■ SELECTED EXCERPT:
===============

Rajkumar Kanojia (; born 11 June 1972) is an Indian Bollywood Actor from Hardoi district of Uttar Pradesh, India.

Rajkumar is known for his comedic roles in numerous regional and international movies. He has also starred in many commercials and TV serials. He was awarded Best Maharashtra State Level – Best Actor Award in 1996-1997. In Bollywood he has worked in many films, including Paisa Vasool, Besharam, Dabangg 2, Bhabhipedia, Style, Oh My Friend Ganesha and many more.

Rajkumar has also appeared in 6 international films, and has acted in many renowned TV serials such as Balika Vadhu and Phulwa.

Rajkumar's upcoming movies are Bhabipedia, Brunei and Flame.

===============

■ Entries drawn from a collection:
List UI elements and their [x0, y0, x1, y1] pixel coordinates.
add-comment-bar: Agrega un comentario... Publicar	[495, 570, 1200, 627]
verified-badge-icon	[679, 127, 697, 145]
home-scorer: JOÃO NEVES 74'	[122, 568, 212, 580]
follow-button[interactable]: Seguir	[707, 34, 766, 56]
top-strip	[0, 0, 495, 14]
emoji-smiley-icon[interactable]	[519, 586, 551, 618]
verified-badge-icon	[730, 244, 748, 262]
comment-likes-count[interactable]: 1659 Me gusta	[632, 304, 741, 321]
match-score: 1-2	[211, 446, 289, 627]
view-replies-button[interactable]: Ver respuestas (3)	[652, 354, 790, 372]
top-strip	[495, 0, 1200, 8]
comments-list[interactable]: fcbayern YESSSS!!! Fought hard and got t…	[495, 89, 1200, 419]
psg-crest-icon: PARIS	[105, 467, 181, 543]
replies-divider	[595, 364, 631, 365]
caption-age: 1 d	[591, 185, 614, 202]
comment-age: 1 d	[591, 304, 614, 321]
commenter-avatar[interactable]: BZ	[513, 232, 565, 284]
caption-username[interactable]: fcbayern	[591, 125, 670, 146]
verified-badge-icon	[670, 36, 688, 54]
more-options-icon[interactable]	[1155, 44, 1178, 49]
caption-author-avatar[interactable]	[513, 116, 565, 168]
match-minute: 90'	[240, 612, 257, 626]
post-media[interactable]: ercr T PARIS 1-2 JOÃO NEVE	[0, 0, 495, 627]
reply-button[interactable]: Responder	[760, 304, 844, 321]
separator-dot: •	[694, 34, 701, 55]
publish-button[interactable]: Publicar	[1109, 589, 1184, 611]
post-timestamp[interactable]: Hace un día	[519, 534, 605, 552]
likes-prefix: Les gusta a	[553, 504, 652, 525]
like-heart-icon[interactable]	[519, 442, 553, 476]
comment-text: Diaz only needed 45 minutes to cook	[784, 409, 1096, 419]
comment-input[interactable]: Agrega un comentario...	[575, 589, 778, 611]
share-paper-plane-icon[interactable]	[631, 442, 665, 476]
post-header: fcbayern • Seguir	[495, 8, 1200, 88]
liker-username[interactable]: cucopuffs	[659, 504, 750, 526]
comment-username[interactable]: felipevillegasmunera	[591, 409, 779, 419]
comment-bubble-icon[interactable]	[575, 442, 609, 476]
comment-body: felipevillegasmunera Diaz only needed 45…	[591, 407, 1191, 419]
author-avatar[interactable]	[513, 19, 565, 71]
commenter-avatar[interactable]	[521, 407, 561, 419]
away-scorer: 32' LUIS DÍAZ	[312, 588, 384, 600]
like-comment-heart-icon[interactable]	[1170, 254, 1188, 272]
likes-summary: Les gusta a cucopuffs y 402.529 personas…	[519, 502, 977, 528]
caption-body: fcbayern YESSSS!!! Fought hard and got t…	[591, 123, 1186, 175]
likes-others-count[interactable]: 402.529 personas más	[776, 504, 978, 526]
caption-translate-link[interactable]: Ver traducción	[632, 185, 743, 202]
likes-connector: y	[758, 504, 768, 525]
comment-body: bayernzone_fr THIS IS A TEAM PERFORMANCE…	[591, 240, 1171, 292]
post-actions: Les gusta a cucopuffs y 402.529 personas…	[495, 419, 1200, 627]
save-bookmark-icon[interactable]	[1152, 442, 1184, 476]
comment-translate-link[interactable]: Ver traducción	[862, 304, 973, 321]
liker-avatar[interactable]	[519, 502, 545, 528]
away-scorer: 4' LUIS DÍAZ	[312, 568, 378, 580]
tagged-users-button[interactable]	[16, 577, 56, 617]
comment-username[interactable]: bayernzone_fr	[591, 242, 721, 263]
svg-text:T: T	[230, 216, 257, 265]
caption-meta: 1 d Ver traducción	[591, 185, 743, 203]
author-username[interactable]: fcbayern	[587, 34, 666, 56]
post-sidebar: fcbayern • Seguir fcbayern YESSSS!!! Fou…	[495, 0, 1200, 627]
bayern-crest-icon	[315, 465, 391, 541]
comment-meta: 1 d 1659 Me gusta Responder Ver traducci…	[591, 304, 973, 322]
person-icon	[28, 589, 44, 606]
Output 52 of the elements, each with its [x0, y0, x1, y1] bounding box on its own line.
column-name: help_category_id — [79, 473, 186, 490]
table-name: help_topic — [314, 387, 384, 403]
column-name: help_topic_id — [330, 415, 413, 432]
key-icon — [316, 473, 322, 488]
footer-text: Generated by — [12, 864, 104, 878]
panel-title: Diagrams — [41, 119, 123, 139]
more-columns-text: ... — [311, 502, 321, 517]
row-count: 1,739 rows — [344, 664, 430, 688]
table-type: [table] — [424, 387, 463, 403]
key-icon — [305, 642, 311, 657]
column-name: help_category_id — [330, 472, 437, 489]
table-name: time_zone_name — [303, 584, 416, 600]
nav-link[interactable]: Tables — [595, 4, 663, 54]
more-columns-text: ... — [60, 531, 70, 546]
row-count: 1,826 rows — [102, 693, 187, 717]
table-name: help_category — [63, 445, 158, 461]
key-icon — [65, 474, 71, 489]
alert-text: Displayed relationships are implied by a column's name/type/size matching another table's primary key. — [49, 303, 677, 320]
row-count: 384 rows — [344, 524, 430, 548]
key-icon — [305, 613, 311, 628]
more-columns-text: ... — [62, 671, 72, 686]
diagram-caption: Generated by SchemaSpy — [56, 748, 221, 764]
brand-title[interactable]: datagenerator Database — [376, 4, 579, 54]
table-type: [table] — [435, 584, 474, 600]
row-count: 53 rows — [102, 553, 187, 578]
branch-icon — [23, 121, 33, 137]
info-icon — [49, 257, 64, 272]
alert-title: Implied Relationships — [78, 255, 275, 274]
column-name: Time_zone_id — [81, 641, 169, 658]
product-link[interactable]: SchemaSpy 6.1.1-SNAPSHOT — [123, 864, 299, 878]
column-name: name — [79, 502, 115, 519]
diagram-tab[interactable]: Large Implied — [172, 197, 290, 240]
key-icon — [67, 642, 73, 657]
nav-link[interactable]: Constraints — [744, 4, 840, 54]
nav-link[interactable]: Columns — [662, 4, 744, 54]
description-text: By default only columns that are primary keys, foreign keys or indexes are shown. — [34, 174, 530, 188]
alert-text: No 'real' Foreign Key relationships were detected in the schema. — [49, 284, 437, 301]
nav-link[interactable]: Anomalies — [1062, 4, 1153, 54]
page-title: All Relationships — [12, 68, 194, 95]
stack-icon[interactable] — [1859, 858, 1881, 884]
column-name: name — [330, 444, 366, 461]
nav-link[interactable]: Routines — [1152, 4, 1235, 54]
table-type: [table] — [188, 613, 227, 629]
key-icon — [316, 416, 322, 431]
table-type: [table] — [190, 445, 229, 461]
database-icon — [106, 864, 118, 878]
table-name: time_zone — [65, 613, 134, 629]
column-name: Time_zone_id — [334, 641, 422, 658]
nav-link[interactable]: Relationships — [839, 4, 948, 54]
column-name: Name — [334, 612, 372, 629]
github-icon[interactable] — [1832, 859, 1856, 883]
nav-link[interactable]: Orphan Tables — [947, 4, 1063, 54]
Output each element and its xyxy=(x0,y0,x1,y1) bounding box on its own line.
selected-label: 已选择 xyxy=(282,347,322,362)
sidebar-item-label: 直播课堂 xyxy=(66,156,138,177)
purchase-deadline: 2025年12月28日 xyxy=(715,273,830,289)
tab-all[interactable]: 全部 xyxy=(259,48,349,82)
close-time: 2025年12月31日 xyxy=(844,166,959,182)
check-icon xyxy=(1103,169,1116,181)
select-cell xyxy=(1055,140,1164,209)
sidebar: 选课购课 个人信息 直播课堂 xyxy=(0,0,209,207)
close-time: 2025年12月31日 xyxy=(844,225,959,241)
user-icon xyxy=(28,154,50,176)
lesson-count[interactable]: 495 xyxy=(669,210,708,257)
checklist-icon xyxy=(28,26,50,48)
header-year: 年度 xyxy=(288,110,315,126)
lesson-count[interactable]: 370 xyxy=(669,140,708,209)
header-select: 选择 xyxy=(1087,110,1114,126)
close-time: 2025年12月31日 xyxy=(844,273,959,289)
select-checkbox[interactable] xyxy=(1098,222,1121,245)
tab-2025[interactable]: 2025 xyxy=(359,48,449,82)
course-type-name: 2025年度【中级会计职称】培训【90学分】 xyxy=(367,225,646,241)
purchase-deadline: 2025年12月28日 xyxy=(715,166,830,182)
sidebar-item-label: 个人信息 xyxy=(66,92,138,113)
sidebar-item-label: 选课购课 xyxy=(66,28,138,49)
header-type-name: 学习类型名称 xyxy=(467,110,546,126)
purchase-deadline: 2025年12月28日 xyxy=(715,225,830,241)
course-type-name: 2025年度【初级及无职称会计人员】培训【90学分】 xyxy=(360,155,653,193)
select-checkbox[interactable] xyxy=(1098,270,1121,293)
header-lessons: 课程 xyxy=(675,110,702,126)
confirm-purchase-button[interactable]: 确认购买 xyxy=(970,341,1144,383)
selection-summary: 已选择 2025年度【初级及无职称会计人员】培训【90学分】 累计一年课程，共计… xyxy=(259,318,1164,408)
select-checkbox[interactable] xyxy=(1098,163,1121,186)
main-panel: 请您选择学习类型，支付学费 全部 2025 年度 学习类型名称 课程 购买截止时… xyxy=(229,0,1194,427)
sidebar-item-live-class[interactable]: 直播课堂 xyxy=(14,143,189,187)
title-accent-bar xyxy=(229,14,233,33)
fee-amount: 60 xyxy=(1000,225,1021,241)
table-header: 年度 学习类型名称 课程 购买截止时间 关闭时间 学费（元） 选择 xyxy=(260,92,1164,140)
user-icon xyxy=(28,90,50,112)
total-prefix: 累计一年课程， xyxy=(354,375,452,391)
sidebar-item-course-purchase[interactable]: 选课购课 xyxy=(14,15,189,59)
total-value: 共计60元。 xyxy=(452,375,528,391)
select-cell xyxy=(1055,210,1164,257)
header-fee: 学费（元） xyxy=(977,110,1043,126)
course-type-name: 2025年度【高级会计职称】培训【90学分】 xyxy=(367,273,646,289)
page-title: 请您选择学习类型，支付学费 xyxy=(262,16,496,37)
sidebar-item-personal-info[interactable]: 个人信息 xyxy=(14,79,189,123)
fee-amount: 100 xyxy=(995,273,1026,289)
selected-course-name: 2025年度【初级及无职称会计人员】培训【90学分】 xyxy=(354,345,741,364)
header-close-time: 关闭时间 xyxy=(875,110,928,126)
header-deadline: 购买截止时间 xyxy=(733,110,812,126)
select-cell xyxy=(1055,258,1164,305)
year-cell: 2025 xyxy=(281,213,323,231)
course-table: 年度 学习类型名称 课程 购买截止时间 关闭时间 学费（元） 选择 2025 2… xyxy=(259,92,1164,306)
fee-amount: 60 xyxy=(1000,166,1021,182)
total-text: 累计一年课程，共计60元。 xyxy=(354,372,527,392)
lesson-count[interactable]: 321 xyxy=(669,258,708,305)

===============

■ WORK TO DO: In the Rajkumar Kanojia profile above, quote the passage starting with "Rajkumar Kanojia (;" and going on through "Brunei and Flame.".

■ RESULT:
Rajkumar Kanojia (; born 11 June 1972) is an Indian Bollywood Actor from Hardoi district of Uttar Pradesh, India.

Rajkumar is known for his comedic roles in numerous regional and international movies. He has also starred in many commercials and TV serials. He was awarded Best Maharashtra State Level – Best Actor Award in 1996-1997. In Bollywood he has worked in many films, including Paisa Vasool, Besharam, Dabangg 2, Bhabhipedia, Style, Oh My Friend Ganesha and many more.

Rajkumar has also appeared in 6 international films, and has acted in many renowned TV serials such as Balika Vadhu and Phulwa.

Rajkumar's upcoming movies are Bhabipedia, Brunei and Flame.